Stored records
···
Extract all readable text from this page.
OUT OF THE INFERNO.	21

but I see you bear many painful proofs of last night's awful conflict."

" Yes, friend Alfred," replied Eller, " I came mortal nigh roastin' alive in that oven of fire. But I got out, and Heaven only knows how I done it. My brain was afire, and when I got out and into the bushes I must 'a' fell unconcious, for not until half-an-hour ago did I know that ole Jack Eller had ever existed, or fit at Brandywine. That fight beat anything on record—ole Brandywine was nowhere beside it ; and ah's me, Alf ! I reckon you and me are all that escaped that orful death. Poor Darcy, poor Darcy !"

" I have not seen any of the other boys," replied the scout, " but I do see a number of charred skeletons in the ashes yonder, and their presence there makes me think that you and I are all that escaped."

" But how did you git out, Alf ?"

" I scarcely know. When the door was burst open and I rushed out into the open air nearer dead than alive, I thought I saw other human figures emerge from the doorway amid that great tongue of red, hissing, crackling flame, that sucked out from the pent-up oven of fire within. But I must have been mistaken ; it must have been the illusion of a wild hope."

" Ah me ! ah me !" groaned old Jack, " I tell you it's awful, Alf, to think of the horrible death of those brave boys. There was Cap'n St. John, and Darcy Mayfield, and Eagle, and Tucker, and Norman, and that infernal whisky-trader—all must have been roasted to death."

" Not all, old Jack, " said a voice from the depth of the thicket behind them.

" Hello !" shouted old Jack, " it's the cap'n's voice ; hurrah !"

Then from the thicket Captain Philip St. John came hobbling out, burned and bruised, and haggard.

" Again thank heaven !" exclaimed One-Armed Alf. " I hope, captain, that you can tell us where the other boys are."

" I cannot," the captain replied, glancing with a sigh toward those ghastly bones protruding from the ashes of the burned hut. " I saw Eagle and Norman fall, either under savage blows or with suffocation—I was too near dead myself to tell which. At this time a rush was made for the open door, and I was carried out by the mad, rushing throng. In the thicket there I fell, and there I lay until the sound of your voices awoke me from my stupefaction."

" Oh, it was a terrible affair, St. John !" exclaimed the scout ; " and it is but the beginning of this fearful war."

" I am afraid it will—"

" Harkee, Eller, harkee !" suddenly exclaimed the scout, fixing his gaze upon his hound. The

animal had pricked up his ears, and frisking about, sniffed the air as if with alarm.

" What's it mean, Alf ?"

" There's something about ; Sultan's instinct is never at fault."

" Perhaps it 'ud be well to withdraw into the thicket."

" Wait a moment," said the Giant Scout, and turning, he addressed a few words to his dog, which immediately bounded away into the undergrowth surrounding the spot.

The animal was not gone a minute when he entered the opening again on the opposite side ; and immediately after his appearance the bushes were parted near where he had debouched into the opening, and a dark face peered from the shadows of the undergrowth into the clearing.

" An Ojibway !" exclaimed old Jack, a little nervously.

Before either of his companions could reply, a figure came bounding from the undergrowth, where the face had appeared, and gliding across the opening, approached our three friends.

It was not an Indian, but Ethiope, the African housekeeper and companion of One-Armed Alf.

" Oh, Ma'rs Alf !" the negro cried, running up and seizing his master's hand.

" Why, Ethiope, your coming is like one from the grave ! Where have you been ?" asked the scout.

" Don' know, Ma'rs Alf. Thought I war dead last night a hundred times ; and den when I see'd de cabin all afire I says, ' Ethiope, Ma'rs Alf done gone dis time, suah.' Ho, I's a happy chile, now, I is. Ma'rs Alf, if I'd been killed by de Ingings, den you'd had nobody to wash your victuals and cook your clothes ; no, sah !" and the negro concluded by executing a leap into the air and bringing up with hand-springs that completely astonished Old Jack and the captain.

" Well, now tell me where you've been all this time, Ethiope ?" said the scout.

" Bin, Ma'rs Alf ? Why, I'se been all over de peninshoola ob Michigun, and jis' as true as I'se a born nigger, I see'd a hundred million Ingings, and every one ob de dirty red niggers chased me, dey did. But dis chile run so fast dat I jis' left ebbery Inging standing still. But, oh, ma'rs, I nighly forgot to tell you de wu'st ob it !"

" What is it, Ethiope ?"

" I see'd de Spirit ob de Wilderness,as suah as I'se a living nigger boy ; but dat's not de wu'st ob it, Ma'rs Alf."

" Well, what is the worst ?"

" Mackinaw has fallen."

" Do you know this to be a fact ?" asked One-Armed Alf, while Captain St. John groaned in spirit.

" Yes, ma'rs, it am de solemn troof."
···
**TASK BRIEF**. Print all of the entries exactly as they appear.

**ANSWER TO THE EXERCISE**.
Extract all readable text from this page.
OUT OF THE INFERNO.	21

but I see you bear many painful proofs of last night's awful conflict."

" Yes, friend Alfred," replied Eller, " I came mortal nigh roastin' alive in that oven of fire. But I got out, and Heaven only knows how I done it. My brain was afire, and when I got out and into the bushes I must 'a' fell unconcious, for not until half-an-hour ago did I know that ole Jack Eller had ever existed, or fit at Brandywine. That fight beat anything on record—ole Brandywine was nowhere beside it ; and ah's me, Alf ! I reckon you and me are all that escaped that orful death. Poor Darcy, poor Darcy !"

" I have not seen any of the other boys," replied the scout, " but I do see a number of charred skeletons in the ashes yonder, and their presence there makes me think that you and I are all that escaped."

" But how did you git out, Alf ?"

" I scarcely know. When the door was burst open and I rushed out into the open air nearer dead than alive, I thought I saw other human figures emerge from the doorway amid that great tongue of red, hissing, crackling flame, that sucked out from the pent-up oven of fire within. But I must have been mistaken ; it must have been the illusion of a wild hope."

" Ah me ! ah me !" groaned old Jack, " I tell you it's awful, Alf, to think of the horrible death of those brave boys. There was Cap'n St. John, and Darcy Mayfield, and Eagle, and Tucker, and Norman, and that infernal whisky-trader—all must have been roasted to death."

" Not all, old Jack, " said a voice from the depth of the thicket behind them.

" Hello !" shouted old Jack, " it's the cap'n's voice ; hurrah !"

Then from the thicket Captain Philip St. John came hobbling out, burned and bruised, and haggard.

" Again thank heaven !" exclaimed One-Armed Alf. " I hope, captain, that you can tell us where the other boys are."

" I cannot," the captain replied, glancing with a sigh toward those ghastly bones protruding from the ashes of the burned hut. " I saw Eagle and Norman fall, either under savage blows or with suffocation—I was too near dead myself to tell which. At this time a rush was made for the open door, and I was carried out by the mad, rushing throng. In the thicket there I fell, and there I lay until the sound of your voices awoke me from my stupefaction."

" Oh, it was a terrible affair, St. John !" exclaimed the scout ; " and it is but the beginning of this fearful war."

" I am afraid it will—"

" Harkee, Eller, harkee !" suddenly exclaimed the scout, fixing his gaze upon his hound. The

animal had pricked up his ears, and frisking about, sniffed the air as if with alarm.

" What's it mean, Alf ?"

" There's something about ; Sultan's instinct is never at fault."

" Perhaps it 'ud be well to withdraw into the thicket."

" Wait a moment," said the Giant Scout, and turning, he addressed a few words to his dog, which immediately bounded away into the undergrowth surrounding the spot.

The animal was not gone a minute when he entered the opening again on the opposite side ; and immediately after his appearance the bushes were parted near where he had debouched into the opening, and a dark face peered from the shadows of the undergrowth into the clearing.

" An Ojibway !" exclaimed old Jack, a little nervously.

Before either of his companions could reply, a figure came bounding from the undergrowth, where the face had appeared, and gliding across the opening, approached our three friends.

It was not an Indian, but Ethiope, the African housekeeper and companion of One-Armed Alf.

" Oh, Ma'rs Alf !" the negro cried, running up and seizing his master's hand.

" Why, Ethiope, your coming is like one from the grave ! Where have you been ?" asked the scout.

" Don' know, Ma'rs Alf. Thought I war dead last night a hundred times ; and den when I see'd de cabin all afire I says, ' Ethiope, Ma'rs Alf done gone dis time, suah.' Ho, I's a happy chile, now, I is. Ma'rs Alf, if I'd been killed by de Ingings, den you'd had nobody to wash your victuals and cook your clothes ; no, sah !" and the negro concluded by executing a leap into the air and bringing up with hand-springs that completely astonished Old Jack and the captain.

" Well, now tell me where you've been all this time, Ethiope ?" said the scout.

" Bin, Ma'rs Alf ? Why, I'se been all over de peninshoola ob Michigun, and jis' as true as I'se a born nigger, I see'd a hundred million Ingings, and every one ob de dirty red niggers chased me, dey did. But dis chile run so fast dat I jis' left ebbery Inging standing still. But, oh, ma'rs, I nighly forgot to tell you de wu'st ob it !"

" What is it, Ethiope ?"

" I see'd de Spirit ob de Wilderness,as suah as I'se a living nigger boy ; but dat's not de wu'st ob it, Ma'rs Alf."

" Well, what is the worst ?"

" Mackinaw has fallen."

" Do you know this to be a fact ?" asked One-Armed Alf, while Captain St. John groaned in spirit.

" Yes, ma'rs, it am de solemn troof."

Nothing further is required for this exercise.